> [Texto para leer]:

Como resultado, primero “la buena moneda fue desplazando a la mala”, con el dólar ganando protagonismo como medio de pago y dominando las carteras de ahorro y préstamo. Después, la inflación moderadamente alta de las últimas décadas impidió una desdolarización más rápida, pese a la introducción de la Unidad Indexada (UI).

La falta de “una moneda de calidad” y la dolarización no son gratis. Como bien concluyen Labat y Licandro, tienen costos en términos del crecimiento económico, su mayor volatilidad, algunas inestabilidades financieras, ciertos efectos negativos sobre la igualdad de ingresos, entre otros costos de la propia inflación.

¿Para qué?

Para atenuar esos costos y lograr ciertos beneficios. En particular, en un mundo de paridades muy volátiles de los principales socios comerciales, tal como ha ocurrido en los últimos 50 años tras la caída de Bretton Woods, la autonomía monetaria tiene ventajas respecto a la alternativa de una dolarización plena. Dicha supremacía es particularmente significativa en economías con ciertas inflexibilidades (a la baja) de los salarios y en el gasto público. Porque, bajo expectativas inflacionarias ancladas, la disponibilidad de una moneda propia de calidad permite desplegar plenamente la política monetaria (cambiaria) para enfrentar las oscilaciones de las paridades internacionales y otros shocks externos. Esto reduce los ajustes ineficientes en los mercados de bienes, servicios y factores productivos.

¿Quién?

> [Consigna 1]: Según el texto sobre la dolarización, ¿qué impidió una desdolarización más rápida?
> [Consigna 2]: Copia del texto sobre la dolarización todo lo que va desde "Como resultado, primero" hasta "la propia inflación.", pero pon "euro" en lugar de "dólar".
> [Consigna 3]: Pasa al inglés esta oración del texto sobre la dolarización: «La falta de “una moneda de calidad” y la dolarización no son gratis.»

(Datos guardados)

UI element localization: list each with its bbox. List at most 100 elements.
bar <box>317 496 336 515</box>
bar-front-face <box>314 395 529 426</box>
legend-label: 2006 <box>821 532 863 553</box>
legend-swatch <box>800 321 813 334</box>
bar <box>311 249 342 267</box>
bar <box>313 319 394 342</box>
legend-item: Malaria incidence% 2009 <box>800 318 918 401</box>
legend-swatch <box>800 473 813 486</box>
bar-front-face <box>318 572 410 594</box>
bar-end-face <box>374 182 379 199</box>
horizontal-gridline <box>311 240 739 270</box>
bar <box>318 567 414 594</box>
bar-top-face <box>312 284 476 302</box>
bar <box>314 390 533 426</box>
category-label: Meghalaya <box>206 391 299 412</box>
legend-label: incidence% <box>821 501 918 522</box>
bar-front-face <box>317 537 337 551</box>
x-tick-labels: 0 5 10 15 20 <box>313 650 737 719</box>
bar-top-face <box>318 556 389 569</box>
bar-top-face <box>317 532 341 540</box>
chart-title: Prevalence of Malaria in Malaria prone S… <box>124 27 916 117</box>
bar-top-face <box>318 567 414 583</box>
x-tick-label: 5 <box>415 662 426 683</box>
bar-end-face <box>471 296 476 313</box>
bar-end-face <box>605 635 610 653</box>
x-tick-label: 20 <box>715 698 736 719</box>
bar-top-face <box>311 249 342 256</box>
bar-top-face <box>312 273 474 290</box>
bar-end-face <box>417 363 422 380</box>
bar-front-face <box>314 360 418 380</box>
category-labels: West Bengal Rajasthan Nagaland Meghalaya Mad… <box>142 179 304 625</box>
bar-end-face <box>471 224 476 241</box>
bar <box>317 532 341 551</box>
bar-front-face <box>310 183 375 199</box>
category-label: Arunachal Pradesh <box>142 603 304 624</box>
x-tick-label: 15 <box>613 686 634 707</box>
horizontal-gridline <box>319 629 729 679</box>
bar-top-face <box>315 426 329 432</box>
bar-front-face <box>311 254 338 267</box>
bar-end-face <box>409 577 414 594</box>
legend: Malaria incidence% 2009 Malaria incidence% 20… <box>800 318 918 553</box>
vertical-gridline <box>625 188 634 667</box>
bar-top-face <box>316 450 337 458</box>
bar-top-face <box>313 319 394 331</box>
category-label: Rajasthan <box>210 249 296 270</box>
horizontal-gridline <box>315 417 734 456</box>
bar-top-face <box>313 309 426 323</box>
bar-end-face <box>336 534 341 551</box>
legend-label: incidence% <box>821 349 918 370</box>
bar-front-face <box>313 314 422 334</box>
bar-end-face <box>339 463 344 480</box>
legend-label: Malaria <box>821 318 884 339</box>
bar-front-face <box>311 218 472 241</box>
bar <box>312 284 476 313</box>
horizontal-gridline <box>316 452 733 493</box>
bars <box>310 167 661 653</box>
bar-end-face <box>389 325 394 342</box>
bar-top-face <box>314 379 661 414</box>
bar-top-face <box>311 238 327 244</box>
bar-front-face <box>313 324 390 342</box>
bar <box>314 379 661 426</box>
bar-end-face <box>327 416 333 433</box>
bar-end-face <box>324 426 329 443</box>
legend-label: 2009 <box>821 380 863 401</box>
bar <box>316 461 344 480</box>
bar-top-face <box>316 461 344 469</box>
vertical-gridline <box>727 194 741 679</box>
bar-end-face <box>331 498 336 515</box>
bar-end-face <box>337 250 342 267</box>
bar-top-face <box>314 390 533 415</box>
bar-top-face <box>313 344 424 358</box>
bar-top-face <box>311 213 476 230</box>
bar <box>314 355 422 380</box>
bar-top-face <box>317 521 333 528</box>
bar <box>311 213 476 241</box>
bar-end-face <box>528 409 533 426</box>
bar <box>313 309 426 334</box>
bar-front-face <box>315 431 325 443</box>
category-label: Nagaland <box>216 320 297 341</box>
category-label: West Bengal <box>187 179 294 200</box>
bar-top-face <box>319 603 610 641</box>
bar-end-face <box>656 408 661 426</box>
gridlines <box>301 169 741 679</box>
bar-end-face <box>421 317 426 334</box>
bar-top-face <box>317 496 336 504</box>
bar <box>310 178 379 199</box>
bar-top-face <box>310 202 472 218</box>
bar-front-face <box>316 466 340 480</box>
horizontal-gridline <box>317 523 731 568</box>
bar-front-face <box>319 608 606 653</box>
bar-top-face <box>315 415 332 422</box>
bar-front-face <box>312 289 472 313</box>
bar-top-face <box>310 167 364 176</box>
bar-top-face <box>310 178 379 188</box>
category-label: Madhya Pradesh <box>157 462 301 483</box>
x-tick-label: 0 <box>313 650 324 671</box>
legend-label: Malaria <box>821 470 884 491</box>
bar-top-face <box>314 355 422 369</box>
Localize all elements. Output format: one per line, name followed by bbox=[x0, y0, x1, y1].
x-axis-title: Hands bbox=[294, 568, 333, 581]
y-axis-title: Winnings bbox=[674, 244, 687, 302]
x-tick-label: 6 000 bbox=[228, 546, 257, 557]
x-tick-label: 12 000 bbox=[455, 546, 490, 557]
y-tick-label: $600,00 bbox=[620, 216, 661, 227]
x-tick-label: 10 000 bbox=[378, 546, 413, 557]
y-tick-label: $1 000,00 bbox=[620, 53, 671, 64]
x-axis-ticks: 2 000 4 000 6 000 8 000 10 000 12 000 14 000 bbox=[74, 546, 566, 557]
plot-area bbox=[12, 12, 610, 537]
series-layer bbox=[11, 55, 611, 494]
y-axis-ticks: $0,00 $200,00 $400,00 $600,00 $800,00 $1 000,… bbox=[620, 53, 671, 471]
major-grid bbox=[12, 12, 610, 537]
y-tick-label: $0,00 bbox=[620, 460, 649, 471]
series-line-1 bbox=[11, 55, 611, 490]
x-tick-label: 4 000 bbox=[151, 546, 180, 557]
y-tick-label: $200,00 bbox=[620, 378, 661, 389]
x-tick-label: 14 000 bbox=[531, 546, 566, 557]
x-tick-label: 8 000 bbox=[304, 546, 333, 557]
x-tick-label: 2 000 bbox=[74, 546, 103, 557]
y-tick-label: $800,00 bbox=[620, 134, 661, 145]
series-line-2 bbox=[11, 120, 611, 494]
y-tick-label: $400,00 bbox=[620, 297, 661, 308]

> [Tu respuesta 1]: La inflación moderadamente alta de las últimas décadas.

> [Tu respuesta 2]:
Como resultado, primero “la buena moneda fue desplazando a la mala”, con el euro ganando protagonismo como medio de pago y dominando las carteras de ahorro y préstamo. Después, la inflación moderadamente alta de las últimas décadas impidió una desdolarización más rápida, pese a la introducción de la Unidad Indexada (UI).

La falta de “una moneda de calidad” y la dolarización no son gratis. Como bien concluyen Labat y Licandro, tienen costos en términos del crecimiento económico, su mayor volatilidad, algunas inestabilidades financieras, ciertos efectos negativos sobre la igualdad de ingresos, entre otros costos de la propia inflación.

> [Tu respuesta 3]: The lack of "a quality currency" and dollarization are not free.